Data for this exercise:
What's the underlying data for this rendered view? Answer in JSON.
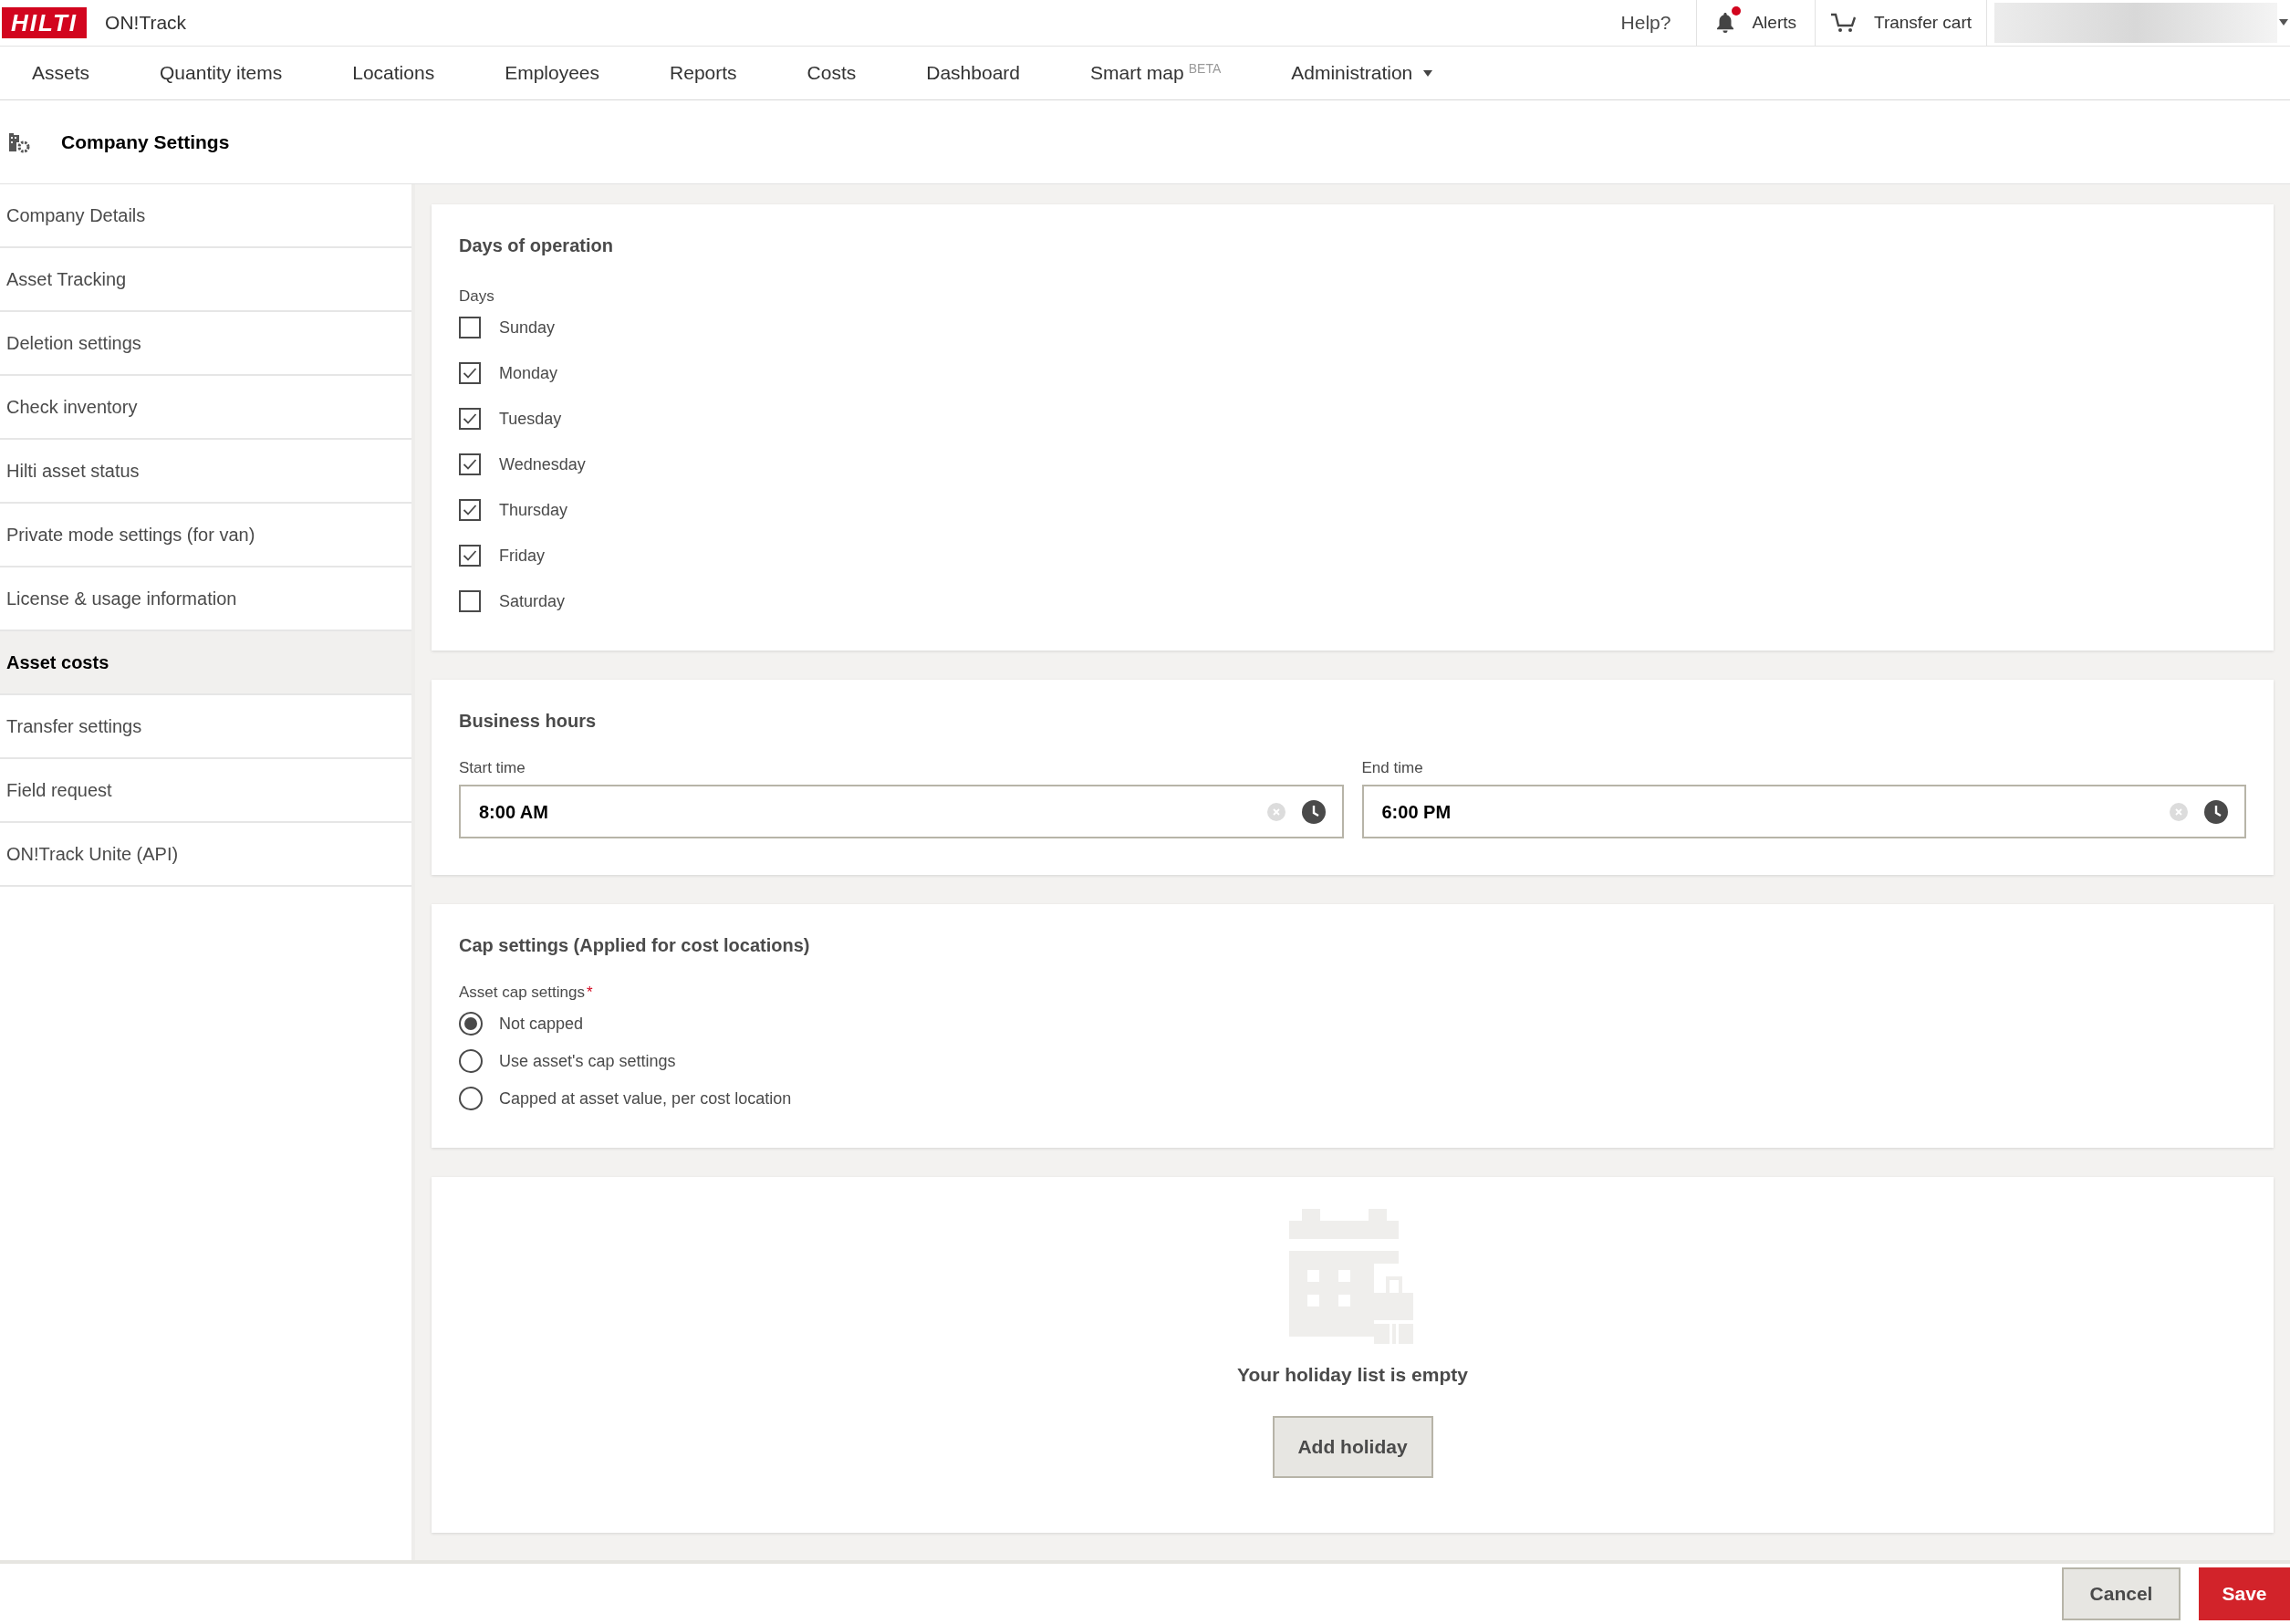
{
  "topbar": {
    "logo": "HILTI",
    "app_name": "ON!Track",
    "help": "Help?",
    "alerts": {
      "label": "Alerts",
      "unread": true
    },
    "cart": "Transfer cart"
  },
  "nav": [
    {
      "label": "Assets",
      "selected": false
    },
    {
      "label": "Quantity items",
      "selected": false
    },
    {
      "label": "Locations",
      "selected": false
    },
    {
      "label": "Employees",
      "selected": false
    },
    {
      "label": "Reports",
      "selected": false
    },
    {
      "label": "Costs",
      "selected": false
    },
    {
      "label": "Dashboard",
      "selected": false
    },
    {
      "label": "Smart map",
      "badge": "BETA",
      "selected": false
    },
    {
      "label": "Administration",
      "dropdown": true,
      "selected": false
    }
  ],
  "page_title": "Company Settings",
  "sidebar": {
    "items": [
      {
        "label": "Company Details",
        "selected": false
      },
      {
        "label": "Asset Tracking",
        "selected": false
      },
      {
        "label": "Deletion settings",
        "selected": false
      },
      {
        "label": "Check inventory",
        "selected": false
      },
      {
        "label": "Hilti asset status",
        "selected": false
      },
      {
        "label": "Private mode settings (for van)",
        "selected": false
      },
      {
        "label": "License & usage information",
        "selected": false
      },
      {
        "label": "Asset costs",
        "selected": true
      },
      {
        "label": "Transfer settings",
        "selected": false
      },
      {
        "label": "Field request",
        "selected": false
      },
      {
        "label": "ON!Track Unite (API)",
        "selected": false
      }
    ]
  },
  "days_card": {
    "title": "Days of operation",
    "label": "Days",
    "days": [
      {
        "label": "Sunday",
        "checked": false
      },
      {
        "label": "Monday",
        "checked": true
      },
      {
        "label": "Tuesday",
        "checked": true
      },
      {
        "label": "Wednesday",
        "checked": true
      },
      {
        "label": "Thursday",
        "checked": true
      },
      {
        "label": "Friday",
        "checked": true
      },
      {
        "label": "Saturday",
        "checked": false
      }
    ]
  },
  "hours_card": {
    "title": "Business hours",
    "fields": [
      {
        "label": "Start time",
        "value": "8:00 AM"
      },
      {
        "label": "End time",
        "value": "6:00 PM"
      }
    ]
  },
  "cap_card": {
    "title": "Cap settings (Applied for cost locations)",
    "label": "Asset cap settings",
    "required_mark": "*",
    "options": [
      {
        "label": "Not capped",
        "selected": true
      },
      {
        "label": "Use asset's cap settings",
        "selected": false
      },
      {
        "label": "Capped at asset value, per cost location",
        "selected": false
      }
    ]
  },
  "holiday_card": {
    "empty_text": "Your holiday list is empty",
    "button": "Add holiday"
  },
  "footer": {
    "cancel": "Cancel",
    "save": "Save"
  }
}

Objective: Exclude the pictures. Write out the remaining data exactly.

Answer for the task:
What's the underlying data for this rendered view? Answer in JSON.
{
  "topbar": {
    "logo": "HILTI",
    "app_name": "ON!Track",
    "help": "Help?",
    "alerts": {
      "label": "Alerts",
      "unread": true
    },
    "cart": "Transfer cart"
  },
  "nav": [
    {
      "label": "Assets",
      "selected": false
    },
    {
      "label": "Quantity items",
      "selected": false
    },
    {
      "label": "Locations",
      "selected": false
    },
    {
      "label": "Employees",
      "selected": false
    },
    {
      "label": "Reports",
      "selected": false
    },
    {
      "label": "Costs",
      "selected": false
    },
    {
      "label": "Dashboard",
      "selected": false
    },
    {
      "label": "Smart map",
      "badge": "BETA",
      "selected": false
    },
    {
      "label": "Administration",
      "dropdown": true,
      "selected": false
    }
  ],
  "page_title": "Company Settings",
  "sidebar": {
    "items": [
      {
        "label": "Company Details",
        "selected": false
      },
      {
        "label": "Asset Tracking",
        "selected": false
      },
      {
        "label": "Deletion settings",
        "selected": false
      },
      {
        "label": "Check inventory",
        "selected": false
      },
      {
        "label": "Hilti asset status",
        "selected": false
      },
      {
        "label": "Private mode settings (for van)",
        "selected": false
      },
      {
        "label": "License & usage information",
        "selected": false
      },
      {
        "label": "Asset costs",
        "selected": true
      },
      {
        "label": "Transfer settings",
        "selected": false
      },
      {
        "label": "Field request",
        "selected": false
      },
      {
        "label": "ON!Track Unite (API)",
        "selected": false
      }
    ]
  },
  "days_card": {
    "title": "Days of operation",
    "label": "Days",
    "days": [
      {
        "label": "Sunday",
        "checked": false
      },
      {
        "label": "Monday",
        "checked": true
      },
      {
        "label": "Tuesday",
        "checked": true
      },
      {
        "label": "Wednesday",
        "checked": true
      },
      {
        "label": "Thursday",
        "checked": true
      },
      {
        "label": "Friday",
        "checked": true
      },
      {
        "label": "Saturday",
        "checked": false
      }
    ]
  },
  "hours_card": {
    "title": "Business hours",
    "fields": [
      {
        "label": "Start time",
        "value": "8:00 AM"
      },
      {
        "label": "End time",
        "value": "6:00 PM"
      }
    ]
  },
  "cap_card": {
    "title": "Cap settings (Applied for cost locations)",
    "label": "Asset cap settings",
    "required_mark": "*",
    "options": [
      {
        "label": "Not capped",
        "selected": true
      },
      {
        "label": "Use asset's cap settings",
        "selected": false
      },
      {
        "label": "Capped at asset value, per cost location",
        "selected": false
      }
    ]
  },
  "holiday_card": {
    "empty_text": "Your holiday list is empty",
    "button": "Add holiday"
  },
  "footer": {
    "cancel": "Cancel",
    "save": "Save"
  }
}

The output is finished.